◆ **STATED GOAL**
Make an exact copy of all the records.

Saved data entries

━━━━━━━━━━━━━━━━

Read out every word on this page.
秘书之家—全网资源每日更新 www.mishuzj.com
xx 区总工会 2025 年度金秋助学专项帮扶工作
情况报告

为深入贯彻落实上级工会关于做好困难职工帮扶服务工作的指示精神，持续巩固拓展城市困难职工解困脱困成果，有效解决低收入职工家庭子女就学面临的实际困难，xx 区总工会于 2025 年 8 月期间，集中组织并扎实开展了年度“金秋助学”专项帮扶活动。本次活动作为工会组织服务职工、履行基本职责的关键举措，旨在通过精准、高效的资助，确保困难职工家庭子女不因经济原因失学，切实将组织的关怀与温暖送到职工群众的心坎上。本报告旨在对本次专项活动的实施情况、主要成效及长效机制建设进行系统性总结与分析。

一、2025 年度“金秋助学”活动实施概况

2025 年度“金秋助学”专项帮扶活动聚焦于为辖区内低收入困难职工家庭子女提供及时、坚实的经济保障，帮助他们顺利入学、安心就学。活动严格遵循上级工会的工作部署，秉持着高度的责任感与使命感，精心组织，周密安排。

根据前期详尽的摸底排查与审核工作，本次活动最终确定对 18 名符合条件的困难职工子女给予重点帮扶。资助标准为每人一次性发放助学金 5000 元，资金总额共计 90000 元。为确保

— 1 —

━━━━━━━━━━━━━━━━

◆ **WRITTEN RESPONSE**
Read out every word on this page.
秘书之家—全网资源每日更新 www.mishuzj.com
xx 区总工会 2025 年度金秋助学专项帮扶工作
情况报告

为深入贯彻落实上级工会关于做好困难职工帮扶服务工作的指示精神，持续巩固拓展城市困难职工解困脱困成果，有效解决低收入职工家庭子女就学面临的实际困难，xx 区总工会于 2025 年 8 月期间，集中组织并扎实开展了年度“金秋助学”专项帮扶活动。本次活动作为工会组织服务职工、履行基本职责的关键举措，旨在通过精准、高效的资助，确保困难职工家庭子女不因经济原因失学，切实将组织的关怀与温暖送到职工群众的心坎上。本报告旨在对本次专项活动的实施情况、主要成效及长效机制建设进行系统性总结与分析。

一、2025 年度“金秋助学”活动实施概况

2025 年度“金秋助学”专项帮扶活动聚焦于为辖区内低收入困难职工家庭子女提供及时、坚实的经济保障，帮助他们顺利入学、安心就学。活动严格遵循上级工会的工作部署，秉持着高度的责任感与使命感，精心组织，周密安排。

根据前期详尽的摸底排查与审核工作，本次活动最终确定对 18 名符合条件的困难职工子女给予重点帮扶。资助标准为每人一次性发放助学金 5000 元，资金总额共计 90000 元。为确保

— 1 —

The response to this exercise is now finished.